Instructions for the task: Copy down every line where the string "handle" shows up.

---------- Provided records ----------

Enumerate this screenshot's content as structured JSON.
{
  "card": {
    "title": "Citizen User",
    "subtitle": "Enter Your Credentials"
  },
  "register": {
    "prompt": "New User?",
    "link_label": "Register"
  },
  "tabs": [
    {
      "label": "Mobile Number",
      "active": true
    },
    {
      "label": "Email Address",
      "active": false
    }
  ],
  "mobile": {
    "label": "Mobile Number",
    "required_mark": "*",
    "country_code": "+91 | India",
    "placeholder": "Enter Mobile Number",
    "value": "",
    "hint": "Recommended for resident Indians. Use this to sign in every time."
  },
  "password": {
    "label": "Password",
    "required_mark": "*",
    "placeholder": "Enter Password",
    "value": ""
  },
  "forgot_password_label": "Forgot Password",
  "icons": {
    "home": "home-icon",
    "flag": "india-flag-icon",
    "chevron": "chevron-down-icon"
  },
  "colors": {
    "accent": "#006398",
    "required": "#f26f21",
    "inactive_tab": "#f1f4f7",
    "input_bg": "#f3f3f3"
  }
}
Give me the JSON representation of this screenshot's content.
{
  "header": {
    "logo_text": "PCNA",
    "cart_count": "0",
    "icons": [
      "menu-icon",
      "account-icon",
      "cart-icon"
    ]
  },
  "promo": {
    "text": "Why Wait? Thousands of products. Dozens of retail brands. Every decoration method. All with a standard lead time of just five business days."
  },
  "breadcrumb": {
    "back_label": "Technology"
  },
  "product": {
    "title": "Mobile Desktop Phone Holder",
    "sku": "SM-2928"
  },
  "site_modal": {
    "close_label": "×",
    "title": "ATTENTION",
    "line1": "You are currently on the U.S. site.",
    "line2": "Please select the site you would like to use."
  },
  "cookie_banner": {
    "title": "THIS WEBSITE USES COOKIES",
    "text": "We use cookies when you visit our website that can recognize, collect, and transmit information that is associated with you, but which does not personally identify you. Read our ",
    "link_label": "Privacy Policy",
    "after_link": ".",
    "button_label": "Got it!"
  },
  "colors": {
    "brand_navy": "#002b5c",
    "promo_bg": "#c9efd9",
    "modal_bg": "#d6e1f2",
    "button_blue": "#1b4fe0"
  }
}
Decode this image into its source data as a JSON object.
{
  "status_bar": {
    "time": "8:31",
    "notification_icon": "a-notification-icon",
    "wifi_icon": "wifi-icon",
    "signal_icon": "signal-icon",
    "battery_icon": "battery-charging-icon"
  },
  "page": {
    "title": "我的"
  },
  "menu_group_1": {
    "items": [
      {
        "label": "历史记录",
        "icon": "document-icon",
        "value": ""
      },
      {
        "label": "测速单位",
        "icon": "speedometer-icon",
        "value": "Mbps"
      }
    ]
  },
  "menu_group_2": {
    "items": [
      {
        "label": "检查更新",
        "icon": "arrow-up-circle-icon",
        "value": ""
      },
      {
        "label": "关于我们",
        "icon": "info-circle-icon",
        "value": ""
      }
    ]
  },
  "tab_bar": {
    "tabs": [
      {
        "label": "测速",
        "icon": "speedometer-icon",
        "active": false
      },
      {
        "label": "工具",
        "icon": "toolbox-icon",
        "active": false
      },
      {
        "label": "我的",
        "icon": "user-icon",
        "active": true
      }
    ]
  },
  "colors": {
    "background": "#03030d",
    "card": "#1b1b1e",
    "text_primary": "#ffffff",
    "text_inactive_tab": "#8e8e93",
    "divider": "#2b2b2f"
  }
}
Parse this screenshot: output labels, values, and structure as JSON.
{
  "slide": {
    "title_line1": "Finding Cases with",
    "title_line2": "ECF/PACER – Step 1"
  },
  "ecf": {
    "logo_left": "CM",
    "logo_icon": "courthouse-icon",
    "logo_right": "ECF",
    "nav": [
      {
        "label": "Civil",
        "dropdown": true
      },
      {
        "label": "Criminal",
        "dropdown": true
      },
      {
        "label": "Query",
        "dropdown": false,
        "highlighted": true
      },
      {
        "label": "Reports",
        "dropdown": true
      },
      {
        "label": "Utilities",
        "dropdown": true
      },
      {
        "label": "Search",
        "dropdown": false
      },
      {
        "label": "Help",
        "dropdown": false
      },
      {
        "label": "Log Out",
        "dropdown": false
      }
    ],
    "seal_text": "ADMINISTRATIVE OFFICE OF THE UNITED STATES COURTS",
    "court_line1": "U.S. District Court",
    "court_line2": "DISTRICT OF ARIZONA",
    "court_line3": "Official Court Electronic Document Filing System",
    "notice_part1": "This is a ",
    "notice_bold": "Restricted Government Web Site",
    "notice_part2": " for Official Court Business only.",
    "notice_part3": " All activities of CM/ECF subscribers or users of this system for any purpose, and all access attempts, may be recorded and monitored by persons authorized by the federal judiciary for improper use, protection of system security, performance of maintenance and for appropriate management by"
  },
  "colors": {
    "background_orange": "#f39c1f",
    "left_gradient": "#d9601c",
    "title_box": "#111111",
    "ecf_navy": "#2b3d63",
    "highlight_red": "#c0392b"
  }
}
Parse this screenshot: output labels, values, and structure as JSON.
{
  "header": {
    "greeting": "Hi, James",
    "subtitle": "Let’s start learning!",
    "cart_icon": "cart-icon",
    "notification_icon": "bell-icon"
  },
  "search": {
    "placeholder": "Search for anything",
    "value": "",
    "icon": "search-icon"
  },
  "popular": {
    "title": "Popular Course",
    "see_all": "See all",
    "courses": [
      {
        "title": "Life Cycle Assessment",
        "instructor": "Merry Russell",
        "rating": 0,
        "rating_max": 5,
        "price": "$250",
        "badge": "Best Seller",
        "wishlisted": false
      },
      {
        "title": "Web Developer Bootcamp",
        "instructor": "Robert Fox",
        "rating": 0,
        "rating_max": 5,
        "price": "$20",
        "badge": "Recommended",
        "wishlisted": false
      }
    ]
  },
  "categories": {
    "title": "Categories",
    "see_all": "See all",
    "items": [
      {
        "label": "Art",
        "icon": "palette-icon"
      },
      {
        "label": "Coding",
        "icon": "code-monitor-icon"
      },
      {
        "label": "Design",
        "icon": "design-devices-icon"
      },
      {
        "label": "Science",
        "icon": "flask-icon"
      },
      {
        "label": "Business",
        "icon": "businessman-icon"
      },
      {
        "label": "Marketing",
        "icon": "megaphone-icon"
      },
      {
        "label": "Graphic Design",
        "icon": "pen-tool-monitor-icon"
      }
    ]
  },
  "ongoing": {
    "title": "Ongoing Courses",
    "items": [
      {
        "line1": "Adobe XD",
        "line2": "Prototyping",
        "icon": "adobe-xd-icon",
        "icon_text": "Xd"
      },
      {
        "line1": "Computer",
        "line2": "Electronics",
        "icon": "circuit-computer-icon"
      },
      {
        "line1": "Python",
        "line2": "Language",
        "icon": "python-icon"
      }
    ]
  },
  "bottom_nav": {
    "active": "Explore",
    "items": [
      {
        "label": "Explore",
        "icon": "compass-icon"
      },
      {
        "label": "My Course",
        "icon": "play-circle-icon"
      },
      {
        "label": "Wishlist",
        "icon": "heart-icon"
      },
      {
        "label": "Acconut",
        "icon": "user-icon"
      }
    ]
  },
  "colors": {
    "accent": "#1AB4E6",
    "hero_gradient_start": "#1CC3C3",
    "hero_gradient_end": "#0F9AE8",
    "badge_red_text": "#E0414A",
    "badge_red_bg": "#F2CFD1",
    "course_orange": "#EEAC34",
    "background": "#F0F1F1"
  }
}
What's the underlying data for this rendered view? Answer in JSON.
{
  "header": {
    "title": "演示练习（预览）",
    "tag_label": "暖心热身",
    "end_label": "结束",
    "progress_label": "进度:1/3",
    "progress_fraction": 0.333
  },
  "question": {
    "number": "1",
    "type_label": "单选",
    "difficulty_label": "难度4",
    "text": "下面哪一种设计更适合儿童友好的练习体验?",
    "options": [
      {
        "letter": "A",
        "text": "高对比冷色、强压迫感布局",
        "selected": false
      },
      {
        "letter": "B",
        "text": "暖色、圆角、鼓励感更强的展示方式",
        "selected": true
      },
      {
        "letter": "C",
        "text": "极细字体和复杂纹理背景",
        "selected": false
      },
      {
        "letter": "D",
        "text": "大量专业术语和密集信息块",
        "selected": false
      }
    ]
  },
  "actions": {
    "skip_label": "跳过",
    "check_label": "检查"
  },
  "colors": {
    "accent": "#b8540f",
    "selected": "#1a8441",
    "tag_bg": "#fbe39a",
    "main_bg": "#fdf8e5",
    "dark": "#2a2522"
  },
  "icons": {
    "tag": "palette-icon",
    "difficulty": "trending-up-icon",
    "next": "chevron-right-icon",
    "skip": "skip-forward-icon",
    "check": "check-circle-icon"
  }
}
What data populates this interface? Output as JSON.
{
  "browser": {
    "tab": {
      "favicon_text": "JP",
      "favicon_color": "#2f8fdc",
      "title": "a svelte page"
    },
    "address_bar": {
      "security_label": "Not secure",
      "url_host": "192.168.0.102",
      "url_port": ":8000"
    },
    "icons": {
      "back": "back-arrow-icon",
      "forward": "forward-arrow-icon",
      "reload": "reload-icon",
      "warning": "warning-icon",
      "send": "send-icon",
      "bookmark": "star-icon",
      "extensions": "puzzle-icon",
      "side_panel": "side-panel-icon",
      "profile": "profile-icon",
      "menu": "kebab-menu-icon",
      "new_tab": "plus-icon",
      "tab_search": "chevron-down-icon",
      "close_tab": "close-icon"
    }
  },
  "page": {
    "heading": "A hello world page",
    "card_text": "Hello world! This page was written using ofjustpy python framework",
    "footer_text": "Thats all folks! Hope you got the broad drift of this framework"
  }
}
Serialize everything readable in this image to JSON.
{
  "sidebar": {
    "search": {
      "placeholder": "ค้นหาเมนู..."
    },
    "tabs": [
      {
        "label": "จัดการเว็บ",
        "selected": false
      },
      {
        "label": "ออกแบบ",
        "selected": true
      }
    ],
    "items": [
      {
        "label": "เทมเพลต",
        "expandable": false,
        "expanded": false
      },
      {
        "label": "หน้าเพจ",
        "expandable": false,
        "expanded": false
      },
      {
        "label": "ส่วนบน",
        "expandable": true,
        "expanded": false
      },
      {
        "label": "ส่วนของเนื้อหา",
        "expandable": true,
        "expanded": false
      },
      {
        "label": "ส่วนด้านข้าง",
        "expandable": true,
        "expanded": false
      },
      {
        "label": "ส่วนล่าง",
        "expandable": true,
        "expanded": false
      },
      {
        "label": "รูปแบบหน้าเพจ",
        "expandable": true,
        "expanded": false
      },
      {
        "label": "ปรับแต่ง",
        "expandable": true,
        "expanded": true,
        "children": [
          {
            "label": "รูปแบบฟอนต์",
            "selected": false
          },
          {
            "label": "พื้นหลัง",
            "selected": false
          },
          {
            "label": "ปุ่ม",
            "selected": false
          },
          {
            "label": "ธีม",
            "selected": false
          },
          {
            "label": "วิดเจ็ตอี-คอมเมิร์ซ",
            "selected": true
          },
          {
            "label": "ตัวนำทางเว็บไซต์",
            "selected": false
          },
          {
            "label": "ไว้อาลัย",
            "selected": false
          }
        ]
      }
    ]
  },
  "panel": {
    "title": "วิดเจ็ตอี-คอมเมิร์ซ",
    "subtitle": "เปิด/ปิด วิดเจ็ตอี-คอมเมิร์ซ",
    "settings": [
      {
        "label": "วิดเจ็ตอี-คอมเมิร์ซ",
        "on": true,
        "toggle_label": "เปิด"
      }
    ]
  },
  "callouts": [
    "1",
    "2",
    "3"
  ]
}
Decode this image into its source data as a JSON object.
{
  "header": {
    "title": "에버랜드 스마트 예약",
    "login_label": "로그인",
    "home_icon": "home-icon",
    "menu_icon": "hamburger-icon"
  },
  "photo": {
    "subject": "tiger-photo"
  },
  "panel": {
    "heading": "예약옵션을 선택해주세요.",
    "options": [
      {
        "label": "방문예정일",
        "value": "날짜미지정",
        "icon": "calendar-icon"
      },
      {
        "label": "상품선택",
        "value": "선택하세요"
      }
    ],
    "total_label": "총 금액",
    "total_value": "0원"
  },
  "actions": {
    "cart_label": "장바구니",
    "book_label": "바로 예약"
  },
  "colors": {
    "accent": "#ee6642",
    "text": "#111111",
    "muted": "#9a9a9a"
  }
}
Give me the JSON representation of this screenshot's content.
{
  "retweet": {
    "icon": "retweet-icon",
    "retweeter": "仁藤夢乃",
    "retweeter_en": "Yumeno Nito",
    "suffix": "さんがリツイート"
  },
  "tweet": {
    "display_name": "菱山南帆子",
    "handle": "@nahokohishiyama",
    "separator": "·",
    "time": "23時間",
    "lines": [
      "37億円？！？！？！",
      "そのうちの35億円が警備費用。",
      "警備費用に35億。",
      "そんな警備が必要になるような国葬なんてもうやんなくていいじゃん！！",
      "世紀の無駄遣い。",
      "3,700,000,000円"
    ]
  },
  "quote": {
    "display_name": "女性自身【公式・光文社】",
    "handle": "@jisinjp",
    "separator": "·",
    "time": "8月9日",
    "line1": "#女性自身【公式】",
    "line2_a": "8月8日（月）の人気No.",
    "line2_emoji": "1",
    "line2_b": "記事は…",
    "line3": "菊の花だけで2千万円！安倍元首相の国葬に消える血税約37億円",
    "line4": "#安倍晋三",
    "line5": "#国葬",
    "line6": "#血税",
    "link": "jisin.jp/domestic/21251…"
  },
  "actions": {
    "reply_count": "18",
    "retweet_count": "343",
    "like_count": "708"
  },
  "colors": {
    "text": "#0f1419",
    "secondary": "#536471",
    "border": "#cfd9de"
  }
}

----------

Solution to the problem:
    "handle": "@nahokohishiyama",
    "handle": "@jisinjp",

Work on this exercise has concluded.